--- start Listing ---

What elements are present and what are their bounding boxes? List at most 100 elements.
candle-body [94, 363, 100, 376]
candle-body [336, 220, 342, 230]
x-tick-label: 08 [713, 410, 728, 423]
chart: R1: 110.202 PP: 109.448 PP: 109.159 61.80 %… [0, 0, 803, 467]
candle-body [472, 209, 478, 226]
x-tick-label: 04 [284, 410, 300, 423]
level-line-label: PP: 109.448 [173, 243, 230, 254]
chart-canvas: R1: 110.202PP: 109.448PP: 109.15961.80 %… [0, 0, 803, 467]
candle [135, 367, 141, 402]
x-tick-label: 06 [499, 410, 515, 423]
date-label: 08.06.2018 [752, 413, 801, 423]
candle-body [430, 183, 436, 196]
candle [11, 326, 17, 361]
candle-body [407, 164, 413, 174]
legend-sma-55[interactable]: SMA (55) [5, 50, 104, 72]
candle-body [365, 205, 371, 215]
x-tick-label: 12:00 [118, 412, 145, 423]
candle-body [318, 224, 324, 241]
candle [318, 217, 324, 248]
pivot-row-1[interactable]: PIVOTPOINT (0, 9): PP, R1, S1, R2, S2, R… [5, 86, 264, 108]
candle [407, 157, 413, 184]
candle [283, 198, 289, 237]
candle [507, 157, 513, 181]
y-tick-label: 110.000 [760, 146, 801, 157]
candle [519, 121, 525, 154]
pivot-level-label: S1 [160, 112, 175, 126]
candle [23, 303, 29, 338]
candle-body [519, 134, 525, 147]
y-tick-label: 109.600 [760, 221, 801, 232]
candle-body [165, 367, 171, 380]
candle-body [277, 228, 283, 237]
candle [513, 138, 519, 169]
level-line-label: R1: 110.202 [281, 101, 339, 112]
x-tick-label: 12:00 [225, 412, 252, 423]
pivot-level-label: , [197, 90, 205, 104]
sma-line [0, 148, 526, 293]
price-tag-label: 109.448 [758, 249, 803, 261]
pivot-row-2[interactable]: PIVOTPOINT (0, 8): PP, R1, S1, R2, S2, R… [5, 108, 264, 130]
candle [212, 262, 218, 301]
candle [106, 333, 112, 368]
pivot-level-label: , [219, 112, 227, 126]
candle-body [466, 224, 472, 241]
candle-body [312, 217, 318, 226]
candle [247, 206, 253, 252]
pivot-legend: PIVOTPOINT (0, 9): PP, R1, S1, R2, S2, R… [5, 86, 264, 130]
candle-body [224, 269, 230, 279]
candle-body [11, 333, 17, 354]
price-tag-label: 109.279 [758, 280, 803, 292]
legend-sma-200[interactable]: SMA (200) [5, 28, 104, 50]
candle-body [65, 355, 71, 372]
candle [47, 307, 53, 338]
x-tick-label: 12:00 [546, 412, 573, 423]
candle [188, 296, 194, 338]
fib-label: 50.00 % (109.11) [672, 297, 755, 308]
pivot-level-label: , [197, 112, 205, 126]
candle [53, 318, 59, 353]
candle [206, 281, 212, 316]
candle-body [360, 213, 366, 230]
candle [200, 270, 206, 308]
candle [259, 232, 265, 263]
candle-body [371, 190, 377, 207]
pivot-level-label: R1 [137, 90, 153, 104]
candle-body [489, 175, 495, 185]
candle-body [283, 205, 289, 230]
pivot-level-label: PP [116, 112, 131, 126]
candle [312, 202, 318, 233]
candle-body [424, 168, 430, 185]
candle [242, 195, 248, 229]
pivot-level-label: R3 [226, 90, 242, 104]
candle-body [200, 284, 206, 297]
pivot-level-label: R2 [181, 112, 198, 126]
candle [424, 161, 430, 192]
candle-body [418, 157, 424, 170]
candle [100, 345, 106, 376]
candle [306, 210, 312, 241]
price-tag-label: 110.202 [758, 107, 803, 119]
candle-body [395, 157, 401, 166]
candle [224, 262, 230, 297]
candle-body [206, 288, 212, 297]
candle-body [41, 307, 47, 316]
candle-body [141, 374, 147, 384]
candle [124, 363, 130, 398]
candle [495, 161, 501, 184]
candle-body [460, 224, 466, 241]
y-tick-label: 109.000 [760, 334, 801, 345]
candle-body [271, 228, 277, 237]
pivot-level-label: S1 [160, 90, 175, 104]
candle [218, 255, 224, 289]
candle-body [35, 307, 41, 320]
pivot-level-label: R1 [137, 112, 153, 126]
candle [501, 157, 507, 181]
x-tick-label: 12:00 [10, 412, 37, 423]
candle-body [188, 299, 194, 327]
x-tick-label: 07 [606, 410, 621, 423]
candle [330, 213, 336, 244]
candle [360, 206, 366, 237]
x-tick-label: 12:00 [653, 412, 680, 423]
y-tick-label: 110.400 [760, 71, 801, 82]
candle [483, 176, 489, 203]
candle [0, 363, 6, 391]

--- end Listing ---

• _Work required_
Rewrite every line of the records above, putting "x-axis-label" wherever "x-tick-label" appears and leaving all else unchanged.

• _Finished task_
What elements are present and what are their bounding boxes? List at most 100 elements.
candle-body [94, 363, 100, 376]
candle-body [336, 220, 342, 230]
x-axis-label: 08 [713, 410, 728, 423]
chart: R1: 110.202 PP: 109.448 PP: 109.159 61.80 %… [0, 0, 803, 467]
candle-body [472, 209, 478, 226]
x-axis-label: 04 [284, 410, 300, 423]
level-line-label: PP: 109.448 [173, 243, 230, 254]
chart-canvas: R1: 110.202PP: 109.448PP: 109.15961.80 %… [0, 0, 803, 467]
candle [135, 367, 141, 402]
x-axis-label: 06 [499, 410, 515, 423]
date-label: 08.06.2018 [752, 413, 801, 423]
candle-body [430, 183, 436, 196]
candle [11, 326, 17, 361]
candle-body [407, 164, 413, 174]
legend-sma-55[interactable]: SMA (55) [5, 50, 104, 72]
candle-body [365, 205, 371, 215]
x-axis-label: 12:00 [118, 412, 145, 423]
candle-body [318, 224, 324, 241]
candle [318, 217, 324, 248]
pivot-row-1[interactable]: PIVOTPOINT (0, 9): PP, R1, S1, R2, S2, R… [5, 86, 264, 108]
candle [407, 157, 413, 184]
candle [283, 198, 289, 237]
candle [507, 157, 513, 181]
y-tick-label: 110.000 [760, 146, 801, 157]
candle [519, 121, 525, 154]
pivot-level-label: S1 [160, 112, 175, 126]
candle [23, 303, 29, 338]
candle-body [519, 134, 525, 147]
y-tick-label: 109.600 [760, 221, 801, 232]
candle-body [165, 367, 171, 380]
candle-body [277, 228, 283, 237]
candle [513, 138, 519, 169]
level-line-label: R1: 110.202 [281, 101, 339, 112]
x-axis-label: 12:00 [225, 412, 252, 423]
pivot-level-label: , [197, 90, 205, 104]
sma-line [0, 148, 526, 293]
price-tag-label: 109.448 [758, 249, 803, 261]
pivot-row-2[interactable]: PIVOTPOINT (0, 8): PP, R1, S1, R2, S2, R… [5, 108, 264, 130]
candle [212, 262, 218, 301]
candle [106, 333, 112, 368]
pivot-level-label: , [219, 112, 227, 126]
candle-body [466, 224, 472, 241]
candle-body [312, 217, 318, 226]
candle [247, 206, 253, 252]
pivot-legend: PIVOTPOINT (0, 9): PP, R1, S1, R2, S2, R… [5, 86, 264, 130]
candle-body [224, 269, 230, 279]
candle-body [11, 333, 17, 354]
price-tag-label: 109.279 [758, 280, 803, 292]
legend-sma-200[interactable]: SMA (200) [5, 28, 104, 50]
candle-body [65, 355, 71, 372]
candle [47, 307, 53, 338]
x-axis-label: 12:00 [546, 412, 573, 423]
candle [188, 296, 194, 338]
fib-label: 50.00 % (109.11) [672, 297, 755, 308]
pivot-level-label: , [197, 112, 205, 126]
candle [53, 318, 59, 353]
candle [206, 281, 212, 316]
candle-body [360, 213, 366, 230]
candle [200, 270, 206, 308]
candle [259, 232, 265, 263]
candle-body [371, 190, 377, 207]
pivot-level-label: R1 [137, 90, 153, 104]
candle-body [489, 175, 495, 185]
candle-body [283, 205, 289, 230]
pivot-level-label: PP [116, 112, 131, 126]
candle [312, 202, 318, 233]
candle-body [424, 168, 430, 185]
candle [242, 195, 248, 229]
pivot-level-label: R3 [226, 90, 242, 104]
candle-body [200, 284, 206, 297]
pivot-level-label: R2 [181, 112, 198, 126]
candle [424, 161, 430, 192]
candle-body [418, 157, 424, 170]
candle [100, 345, 106, 376]
candle [306, 210, 312, 241]
price-tag-label: 110.202 [758, 107, 803, 119]
candle-body [395, 157, 401, 166]
candle [224, 262, 230, 297]
candle-body [206, 288, 212, 297]
candle-body [41, 307, 47, 316]
candle-body [141, 374, 147, 384]
candle [124, 363, 130, 398]
candle [495, 161, 501, 184]
candle-body [460, 224, 466, 241]
y-tick-label: 109.000 [760, 334, 801, 345]
candle-body [271, 228, 277, 237]
pivot-level-label: S1 [160, 90, 175, 104]
candle [218, 255, 224, 289]
candle-body [35, 307, 41, 320]
pivot-level-label: R1 [137, 112, 153, 126]
candle [501, 157, 507, 181]
x-axis-label: 12:00 [10, 412, 37, 423]
candle-body [188, 299, 194, 327]
x-axis-label: 07 [606, 410, 621, 423]
candle [330, 213, 336, 244]
candle [360, 206, 366, 237]
x-axis-label: 12:00 [653, 412, 680, 423]
y-tick-label: 110.400 [760, 71, 801, 82]
candle [483, 176, 489, 203]
candle [0, 363, 6, 391]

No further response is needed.